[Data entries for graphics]
==========
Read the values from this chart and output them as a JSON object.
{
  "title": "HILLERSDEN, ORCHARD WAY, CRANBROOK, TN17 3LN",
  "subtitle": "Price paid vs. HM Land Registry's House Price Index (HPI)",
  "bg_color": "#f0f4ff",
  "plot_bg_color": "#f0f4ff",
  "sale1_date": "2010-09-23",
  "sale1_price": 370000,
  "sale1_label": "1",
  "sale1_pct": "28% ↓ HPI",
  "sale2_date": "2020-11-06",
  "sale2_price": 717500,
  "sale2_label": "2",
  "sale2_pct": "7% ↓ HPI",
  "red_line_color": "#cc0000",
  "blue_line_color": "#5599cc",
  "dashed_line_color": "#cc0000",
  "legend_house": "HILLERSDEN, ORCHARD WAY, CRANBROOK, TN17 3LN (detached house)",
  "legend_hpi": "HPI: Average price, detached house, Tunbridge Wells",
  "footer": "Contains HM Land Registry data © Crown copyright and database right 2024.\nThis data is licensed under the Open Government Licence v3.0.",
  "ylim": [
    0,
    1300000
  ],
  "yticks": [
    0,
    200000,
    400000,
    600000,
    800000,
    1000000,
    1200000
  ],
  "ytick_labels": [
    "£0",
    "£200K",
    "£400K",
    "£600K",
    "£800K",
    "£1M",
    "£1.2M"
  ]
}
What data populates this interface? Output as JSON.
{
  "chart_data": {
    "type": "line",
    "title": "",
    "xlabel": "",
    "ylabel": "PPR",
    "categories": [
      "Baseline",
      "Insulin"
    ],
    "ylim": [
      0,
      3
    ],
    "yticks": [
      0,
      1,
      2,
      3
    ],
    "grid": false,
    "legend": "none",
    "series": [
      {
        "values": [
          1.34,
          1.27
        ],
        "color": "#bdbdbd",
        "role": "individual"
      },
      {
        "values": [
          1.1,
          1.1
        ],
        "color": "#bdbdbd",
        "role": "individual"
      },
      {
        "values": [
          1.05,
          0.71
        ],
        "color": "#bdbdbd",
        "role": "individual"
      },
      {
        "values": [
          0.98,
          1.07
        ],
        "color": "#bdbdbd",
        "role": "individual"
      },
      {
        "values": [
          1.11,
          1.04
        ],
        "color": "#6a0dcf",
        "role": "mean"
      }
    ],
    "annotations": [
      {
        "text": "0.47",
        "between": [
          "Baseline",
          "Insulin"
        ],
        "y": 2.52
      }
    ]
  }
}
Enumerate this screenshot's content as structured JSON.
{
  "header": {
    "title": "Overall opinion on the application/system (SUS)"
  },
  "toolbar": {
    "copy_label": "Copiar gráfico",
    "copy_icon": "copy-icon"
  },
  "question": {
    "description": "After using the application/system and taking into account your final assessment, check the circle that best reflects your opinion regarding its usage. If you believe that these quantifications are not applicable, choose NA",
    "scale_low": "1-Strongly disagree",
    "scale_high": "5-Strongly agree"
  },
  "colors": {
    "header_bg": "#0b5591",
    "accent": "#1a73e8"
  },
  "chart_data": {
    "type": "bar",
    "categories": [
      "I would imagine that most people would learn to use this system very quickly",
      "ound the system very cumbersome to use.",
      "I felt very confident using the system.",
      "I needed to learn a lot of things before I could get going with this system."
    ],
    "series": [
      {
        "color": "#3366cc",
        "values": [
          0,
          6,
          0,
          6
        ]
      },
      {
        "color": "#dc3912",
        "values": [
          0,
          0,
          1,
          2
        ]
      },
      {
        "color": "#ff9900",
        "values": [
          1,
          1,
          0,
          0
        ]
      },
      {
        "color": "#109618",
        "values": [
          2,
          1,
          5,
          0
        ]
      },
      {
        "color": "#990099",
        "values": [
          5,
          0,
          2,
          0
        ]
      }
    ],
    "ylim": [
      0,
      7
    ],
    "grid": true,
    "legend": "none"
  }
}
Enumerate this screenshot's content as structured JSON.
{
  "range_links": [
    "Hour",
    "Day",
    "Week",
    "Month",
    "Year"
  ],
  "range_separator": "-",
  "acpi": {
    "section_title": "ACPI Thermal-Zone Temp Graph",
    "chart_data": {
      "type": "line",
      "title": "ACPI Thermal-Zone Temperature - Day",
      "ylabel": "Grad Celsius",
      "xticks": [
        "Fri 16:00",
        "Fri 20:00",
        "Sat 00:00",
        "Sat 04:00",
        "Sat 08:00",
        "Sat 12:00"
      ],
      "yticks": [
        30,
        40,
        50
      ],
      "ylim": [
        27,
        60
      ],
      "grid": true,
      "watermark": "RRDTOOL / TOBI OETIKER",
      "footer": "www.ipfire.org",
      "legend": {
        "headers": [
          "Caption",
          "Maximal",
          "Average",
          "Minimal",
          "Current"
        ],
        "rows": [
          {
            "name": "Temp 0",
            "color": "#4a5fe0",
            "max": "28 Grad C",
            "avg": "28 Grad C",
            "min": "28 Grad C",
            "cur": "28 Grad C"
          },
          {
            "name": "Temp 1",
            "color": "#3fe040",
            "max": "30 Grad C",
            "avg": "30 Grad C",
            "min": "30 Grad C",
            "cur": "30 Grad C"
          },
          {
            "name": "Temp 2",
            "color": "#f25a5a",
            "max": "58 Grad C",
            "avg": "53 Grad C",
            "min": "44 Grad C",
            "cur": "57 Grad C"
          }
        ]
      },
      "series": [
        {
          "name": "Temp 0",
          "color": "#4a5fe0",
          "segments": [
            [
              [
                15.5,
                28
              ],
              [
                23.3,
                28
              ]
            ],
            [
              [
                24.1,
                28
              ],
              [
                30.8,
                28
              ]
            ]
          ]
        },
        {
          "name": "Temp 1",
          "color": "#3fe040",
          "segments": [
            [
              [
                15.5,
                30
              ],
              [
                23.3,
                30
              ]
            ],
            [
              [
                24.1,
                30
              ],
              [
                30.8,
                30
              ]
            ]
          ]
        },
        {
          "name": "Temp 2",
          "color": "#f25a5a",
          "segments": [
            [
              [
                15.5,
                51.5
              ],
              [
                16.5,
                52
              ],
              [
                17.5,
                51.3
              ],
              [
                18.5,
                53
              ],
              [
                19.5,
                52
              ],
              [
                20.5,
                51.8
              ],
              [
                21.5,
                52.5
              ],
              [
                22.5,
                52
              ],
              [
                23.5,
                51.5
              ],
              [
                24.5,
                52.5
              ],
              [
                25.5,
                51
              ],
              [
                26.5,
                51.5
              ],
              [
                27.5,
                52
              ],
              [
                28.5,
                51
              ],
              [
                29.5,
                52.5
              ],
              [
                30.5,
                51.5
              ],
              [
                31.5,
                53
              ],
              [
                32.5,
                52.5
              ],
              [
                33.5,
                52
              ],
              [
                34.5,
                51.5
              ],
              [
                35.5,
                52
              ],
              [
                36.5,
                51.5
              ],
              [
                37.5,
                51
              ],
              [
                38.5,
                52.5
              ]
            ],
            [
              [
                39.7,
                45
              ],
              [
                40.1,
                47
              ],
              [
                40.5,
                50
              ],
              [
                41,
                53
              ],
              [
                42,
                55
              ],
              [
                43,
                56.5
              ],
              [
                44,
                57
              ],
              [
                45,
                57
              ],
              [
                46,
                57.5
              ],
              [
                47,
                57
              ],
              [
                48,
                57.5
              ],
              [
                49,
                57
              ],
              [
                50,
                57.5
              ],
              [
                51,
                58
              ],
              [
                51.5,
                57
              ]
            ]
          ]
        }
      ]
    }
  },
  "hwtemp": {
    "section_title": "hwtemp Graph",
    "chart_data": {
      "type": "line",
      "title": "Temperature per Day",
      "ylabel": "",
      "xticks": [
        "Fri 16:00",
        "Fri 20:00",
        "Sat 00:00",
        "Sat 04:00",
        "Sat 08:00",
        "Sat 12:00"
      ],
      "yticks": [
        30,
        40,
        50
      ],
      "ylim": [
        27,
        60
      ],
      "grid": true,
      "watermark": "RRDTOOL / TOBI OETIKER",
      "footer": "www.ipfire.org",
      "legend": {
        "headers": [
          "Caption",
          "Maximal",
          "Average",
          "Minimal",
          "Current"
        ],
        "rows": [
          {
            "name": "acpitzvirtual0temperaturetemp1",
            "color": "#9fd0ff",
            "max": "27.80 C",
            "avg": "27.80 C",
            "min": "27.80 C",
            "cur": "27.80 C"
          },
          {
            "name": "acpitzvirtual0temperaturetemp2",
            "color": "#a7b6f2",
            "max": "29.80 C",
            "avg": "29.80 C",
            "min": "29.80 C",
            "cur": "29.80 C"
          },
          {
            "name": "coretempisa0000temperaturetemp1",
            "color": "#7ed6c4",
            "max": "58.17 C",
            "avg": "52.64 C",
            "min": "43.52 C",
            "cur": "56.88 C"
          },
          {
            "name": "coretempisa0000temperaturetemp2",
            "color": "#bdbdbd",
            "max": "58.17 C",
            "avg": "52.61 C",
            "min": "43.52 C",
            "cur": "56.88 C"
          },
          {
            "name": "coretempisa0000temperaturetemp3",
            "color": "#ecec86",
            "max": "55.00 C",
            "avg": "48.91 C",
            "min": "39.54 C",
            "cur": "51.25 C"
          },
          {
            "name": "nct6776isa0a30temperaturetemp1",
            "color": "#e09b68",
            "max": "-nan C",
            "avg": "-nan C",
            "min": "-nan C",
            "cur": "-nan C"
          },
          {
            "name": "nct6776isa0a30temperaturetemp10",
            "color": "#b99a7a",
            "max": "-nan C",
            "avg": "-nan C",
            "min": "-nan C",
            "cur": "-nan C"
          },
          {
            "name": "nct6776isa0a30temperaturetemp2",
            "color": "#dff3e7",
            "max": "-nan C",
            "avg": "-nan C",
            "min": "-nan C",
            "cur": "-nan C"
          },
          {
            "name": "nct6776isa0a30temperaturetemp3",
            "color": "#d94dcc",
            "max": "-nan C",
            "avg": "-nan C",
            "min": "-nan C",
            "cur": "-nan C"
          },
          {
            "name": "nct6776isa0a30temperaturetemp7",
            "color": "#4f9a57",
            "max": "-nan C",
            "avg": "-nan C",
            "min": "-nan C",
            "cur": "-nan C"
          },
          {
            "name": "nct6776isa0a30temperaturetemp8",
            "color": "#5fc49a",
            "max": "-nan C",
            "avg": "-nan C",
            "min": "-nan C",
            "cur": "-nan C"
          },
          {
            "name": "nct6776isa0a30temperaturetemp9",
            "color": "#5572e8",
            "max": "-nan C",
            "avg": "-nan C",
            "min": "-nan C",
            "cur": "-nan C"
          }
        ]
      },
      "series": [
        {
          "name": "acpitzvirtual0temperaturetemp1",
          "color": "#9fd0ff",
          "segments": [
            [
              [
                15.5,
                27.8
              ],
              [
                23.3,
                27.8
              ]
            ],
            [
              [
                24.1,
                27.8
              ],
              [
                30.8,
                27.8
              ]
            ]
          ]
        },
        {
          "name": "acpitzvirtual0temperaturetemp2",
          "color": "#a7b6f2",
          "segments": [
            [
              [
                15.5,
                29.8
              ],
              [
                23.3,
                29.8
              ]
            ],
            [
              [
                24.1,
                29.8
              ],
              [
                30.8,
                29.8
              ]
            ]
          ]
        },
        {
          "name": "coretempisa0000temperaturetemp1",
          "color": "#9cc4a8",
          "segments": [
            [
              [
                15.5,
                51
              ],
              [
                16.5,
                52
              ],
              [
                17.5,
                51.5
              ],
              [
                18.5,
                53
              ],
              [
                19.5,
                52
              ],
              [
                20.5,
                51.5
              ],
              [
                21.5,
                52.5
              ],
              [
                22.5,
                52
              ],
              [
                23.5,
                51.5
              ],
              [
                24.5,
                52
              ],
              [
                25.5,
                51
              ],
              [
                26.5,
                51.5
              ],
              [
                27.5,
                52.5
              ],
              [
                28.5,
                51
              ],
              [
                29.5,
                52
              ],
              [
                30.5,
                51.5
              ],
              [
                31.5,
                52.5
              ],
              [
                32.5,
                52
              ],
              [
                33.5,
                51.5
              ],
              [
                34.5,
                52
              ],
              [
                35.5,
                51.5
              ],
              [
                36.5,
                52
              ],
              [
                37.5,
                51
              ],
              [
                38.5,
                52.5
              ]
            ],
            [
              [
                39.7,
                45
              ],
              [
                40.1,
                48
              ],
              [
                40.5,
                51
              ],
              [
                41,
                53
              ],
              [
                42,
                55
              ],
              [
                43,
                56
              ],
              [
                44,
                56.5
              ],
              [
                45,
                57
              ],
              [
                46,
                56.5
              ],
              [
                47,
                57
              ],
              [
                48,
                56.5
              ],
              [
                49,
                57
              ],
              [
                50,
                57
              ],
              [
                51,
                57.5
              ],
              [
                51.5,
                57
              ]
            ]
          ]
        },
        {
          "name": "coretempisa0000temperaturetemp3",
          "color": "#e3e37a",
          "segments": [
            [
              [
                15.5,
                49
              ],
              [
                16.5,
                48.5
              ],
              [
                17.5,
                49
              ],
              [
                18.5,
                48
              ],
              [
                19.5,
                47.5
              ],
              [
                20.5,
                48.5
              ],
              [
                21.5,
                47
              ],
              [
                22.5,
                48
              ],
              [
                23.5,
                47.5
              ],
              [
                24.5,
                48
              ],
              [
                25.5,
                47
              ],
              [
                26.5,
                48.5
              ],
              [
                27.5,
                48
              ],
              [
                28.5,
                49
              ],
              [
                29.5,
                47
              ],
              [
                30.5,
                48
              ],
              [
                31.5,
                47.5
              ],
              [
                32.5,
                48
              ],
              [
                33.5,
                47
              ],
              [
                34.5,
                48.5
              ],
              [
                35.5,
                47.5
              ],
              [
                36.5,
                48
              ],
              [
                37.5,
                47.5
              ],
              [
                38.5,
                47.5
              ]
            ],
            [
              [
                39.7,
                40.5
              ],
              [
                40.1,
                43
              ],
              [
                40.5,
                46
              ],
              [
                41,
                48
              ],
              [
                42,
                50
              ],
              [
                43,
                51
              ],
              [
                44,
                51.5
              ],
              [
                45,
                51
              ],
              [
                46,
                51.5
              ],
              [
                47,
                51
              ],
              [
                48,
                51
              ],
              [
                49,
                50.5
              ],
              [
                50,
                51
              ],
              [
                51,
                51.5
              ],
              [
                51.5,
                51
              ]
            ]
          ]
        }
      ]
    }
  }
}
==========
● WORK TO BE COMPLETED: Say how many lines in the entries contain the string "using", and say nothing else.

● SOLUTION FOR THIS TASK: 2